- _Exercise objective_
Copy all of the data below word for word, without changing anything.

>> begin The records

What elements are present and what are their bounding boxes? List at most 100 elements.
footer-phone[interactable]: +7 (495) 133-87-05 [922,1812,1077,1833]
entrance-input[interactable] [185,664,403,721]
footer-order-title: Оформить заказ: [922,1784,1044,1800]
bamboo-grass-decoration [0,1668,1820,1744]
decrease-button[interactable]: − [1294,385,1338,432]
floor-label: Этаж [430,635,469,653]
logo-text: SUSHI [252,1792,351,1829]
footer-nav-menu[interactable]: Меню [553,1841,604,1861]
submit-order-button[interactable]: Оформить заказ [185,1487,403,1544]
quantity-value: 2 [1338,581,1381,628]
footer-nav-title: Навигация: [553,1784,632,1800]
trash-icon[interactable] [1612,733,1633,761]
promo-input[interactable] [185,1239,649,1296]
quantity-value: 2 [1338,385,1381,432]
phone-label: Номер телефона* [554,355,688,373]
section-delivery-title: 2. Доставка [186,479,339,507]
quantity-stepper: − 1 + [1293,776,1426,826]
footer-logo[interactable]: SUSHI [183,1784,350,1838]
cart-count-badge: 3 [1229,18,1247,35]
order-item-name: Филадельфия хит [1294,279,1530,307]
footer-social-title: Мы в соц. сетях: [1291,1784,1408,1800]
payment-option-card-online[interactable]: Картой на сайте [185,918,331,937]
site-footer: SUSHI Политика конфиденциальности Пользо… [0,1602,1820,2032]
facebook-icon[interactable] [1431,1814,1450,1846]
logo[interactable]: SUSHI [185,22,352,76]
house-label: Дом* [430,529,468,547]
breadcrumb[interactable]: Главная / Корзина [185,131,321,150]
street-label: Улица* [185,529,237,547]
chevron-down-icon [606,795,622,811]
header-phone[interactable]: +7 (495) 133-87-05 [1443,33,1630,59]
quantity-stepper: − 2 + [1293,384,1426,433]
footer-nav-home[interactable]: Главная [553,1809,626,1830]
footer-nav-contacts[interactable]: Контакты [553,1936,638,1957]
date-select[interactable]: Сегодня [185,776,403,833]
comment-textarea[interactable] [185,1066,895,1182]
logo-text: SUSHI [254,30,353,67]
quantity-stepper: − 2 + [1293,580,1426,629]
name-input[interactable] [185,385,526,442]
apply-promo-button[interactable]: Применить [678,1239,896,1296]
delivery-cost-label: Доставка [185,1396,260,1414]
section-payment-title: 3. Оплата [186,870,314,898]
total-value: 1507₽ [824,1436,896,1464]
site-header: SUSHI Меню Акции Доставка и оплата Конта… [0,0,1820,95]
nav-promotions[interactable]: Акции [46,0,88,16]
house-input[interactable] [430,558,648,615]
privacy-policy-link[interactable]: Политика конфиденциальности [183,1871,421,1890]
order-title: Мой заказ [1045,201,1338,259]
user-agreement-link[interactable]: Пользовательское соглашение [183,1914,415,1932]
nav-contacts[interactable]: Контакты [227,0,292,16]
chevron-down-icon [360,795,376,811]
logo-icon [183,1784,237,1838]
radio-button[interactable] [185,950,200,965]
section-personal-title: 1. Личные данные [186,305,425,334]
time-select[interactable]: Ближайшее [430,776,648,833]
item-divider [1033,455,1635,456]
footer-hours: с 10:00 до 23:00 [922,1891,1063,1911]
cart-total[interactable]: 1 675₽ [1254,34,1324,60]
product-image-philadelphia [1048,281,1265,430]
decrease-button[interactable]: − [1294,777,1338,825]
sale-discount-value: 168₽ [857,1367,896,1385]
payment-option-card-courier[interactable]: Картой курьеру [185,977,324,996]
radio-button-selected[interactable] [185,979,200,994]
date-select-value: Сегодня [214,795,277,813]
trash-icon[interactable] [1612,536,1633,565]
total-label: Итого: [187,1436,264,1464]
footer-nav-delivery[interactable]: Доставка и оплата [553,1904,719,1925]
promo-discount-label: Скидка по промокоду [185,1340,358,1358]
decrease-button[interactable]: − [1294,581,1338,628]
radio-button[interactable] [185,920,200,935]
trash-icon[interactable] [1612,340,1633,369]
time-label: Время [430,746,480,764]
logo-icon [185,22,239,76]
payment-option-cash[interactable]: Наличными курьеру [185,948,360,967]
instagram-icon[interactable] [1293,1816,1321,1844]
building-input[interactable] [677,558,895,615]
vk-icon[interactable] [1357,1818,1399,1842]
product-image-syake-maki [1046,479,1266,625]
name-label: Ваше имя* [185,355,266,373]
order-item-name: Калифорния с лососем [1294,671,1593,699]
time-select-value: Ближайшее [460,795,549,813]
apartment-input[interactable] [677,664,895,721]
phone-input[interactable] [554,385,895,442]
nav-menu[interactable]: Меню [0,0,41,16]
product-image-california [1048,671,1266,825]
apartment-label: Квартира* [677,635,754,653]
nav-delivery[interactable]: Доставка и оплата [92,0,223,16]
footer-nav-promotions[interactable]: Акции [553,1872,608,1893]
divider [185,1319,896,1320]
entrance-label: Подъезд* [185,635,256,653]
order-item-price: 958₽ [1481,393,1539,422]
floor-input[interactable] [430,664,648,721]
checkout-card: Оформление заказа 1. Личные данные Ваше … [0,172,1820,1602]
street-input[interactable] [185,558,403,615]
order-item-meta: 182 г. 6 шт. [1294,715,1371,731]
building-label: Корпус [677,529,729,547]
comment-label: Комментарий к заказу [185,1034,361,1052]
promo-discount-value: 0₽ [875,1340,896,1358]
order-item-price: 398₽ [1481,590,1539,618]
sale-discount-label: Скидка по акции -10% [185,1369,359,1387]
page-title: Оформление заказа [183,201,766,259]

>> end The records

- _Result for this task_
What elements are present and what are their bounding boxes? List at most 100 elements.
footer-phone[interactable]: +7 (495) 133-87-05 [922,1812,1077,1833]
entrance-input[interactable] [185,664,403,721]
footer-order-title: Оформить заказ: [922,1784,1044,1800]
bamboo-grass-decoration [0,1668,1820,1744]
decrease-button[interactable]: − [1294,385,1338,432]
floor-label: Этаж [430,635,469,653]
logo-text: SUSHI [252,1792,351,1829]
footer-nav-menu[interactable]: Меню [553,1841,604,1861]
submit-order-button[interactable]: Оформить заказ [185,1487,403,1544]
quantity-value: 2 [1338,581,1381,628]
footer-nav-title: Навигация: [553,1784,632,1800]
trash-icon[interactable] [1612,733,1633,761]
promo-input[interactable] [185,1239,649,1296]
quantity-value: 2 [1338,385,1381,432]
phone-label: Номер телефона* [554,355,688,373]
section-delivery-title: 2. Доставка [186,479,339,507]
quantity-stepper: − 1 + [1293,776,1426,826]
footer-logo[interactable]: SUSHI [183,1784,350,1838]
cart-count-badge: 3 [1229,18,1247,35]
order-item-name: Филадельфия хит [1294,279,1530,307]
footer-social-title: Мы в соц. сетях: [1291,1784,1408,1800]
payment-option-card-online[interactable]: Картой на сайте [185,918,331,937]
site-footer: SUSHI Политика конфиденциальности Пользо… [0,1602,1820,2032]
facebook-icon[interactable] [1431,1814,1450,1846]
logo[interactable]: SUSHI [185,22,352,76]
house-label: Дом* [430,529,468,547]
breadcrumb[interactable]: Главная / Корзина [185,131,321,150]
street-label: Улица* [185,529,237,547]
chevron-down-icon [606,795,622,811]
header-phone[interactable]: +7 (495) 133-87-05 [1443,33,1630,59]
quantity-stepper: − 2 + [1293,384,1426,433]
footer-nav-home[interactable]: Главная [553,1809,626,1830]
footer-nav-contacts[interactable]: Контакты [553,1936,638,1957]
date-select[interactable]: Сегодня [185,776,403,833]
comment-textarea[interactable] [185,1066,895,1182]
logo-text: SUSHI [254,30,353,67]
quantity-stepper: − 2 + [1293,580,1426,629]
name-input[interactable] [185,385,526,442]
apply-promo-button[interactable]: Применить [678,1239,896,1296]
delivery-cost-label: Доставка [185,1396,260,1414]
section-payment-title: 3. Оплата [186,870,314,898]
total-value: 1507₽ [824,1436,896,1464]
site-header: SUSHI Меню Акции Доставка и оплата Конта… [0,0,1820,95]
nav-promotions[interactable]: Акции [46,0,88,16]
house-input[interactable] [430,558,648,615]
privacy-policy-link[interactable]: Политика конфиденциальности [183,1871,421,1890]
order-title: Мой заказ [1045,201,1338,259]
user-agreement-link[interactable]: Пользовательское соглашение [183,1914,415,1932]
nav-contacts[interactable]: Контакты [227,0,292,16]
chevron-down-icon [360,795,376,811]
logo-icon [183,1784,237,1838]
radio-button[interactable] [185,950,200,965]
section-personal-title: 1. Личные данные [186,305,425,334]
time-select[interactable]: Ближайшее [430,776,648,833]
item-divider [1033,455,1635,456]
footer-hours: с 10:00 до 23:00 [922,1891,1063,1911]
cart-total[interactable]: 1 675₽ [1254,34,1324,60]
product-image-philadelphia [1048,281,1265,430]
decrease-button[interactable]: − [1294,777,1338,825]
sale-discount-value: 168₽ [857,1367,896,1385]
payment-option-card-courier[interactable]: Картой курьеру [185,977,324,996]
radio-button-selected[interactable] [185,979,200,994]
date-select-value: Сегодня [214,795,277,813]
trash-icon[interactable] [1612,536,1633,565]
total-label: Итого: [187,1436,264,1464]
footer-nav-delivery[interactable]: Доставка и оплата [553,1904,719,1925]
promo-discount-label: Скидка по промокоду [185,1340,358,1358]
decrease-button[interactable]: − [1294,581,1338,628]
radio-button[interactable] [185,920,200,935]
trash-icon[interactable] [1612,340,1633,369]
time-label: Время [430,746,480,764]
logo-icon [185,22,239,76]
payment-option-cash[interactable]: Наличными курьеру [185,948,360,967]
instagram-icon[interactable] [1293,1816,1321,1844]
building-input[interactable] [677,558,895,615]
vk-icon[interactable] [1357,1818,1399,1842]
product-image-syake-maki [1046,479,1266,625]
name-label: Ваше имя* [185,355,266,373]
order-item-name: Калифорния с лососем [1294,671,1593,699]
time-select-value: Ближайшее [460,795,549,813]
apartment-input[interactable] [677,664,895,721]
phone-input[interactable] [554,385,895,442]
nav-menu[interactable]: Меню [0,0,41,16]
product-image-california [1048,671,1266,825]
apartment-label: Квартира* [677,635,754,653]
nav-delivery[interactable]: Доставка и оплата [92,0,223,16]
footer-nav-promotions[interactable]: Акции [553,1872,608,1893]
divider [185,1319,896,1320]
entrance-label: Подъезд* [185,635,256,653]
order-item-price: 958₽ [1481,393,1539,422]
floor-input[interactable] [430,664,648,721]
checkout-card: Оформление заказа 1. Личные данные Ваше … [0,172,1820,1602]
street-input[interactable] [185,558,403,615]
order-item-meta: 182 г. 6 шт. [1294,715,1371,731]
building-label: Корпус [677,529,729,547]
comment-label: Комментарий к заказу [185,1034,361,1052]
promo-discount-value: 0₽ [875,1340,896,1358]
order-item-price: 398₽ [1481,590,1539,618]
sale-discount-label: Скидка по акции -10% [185,1369,359,1387]
page-title: Оформление заказа [183,201,766,259]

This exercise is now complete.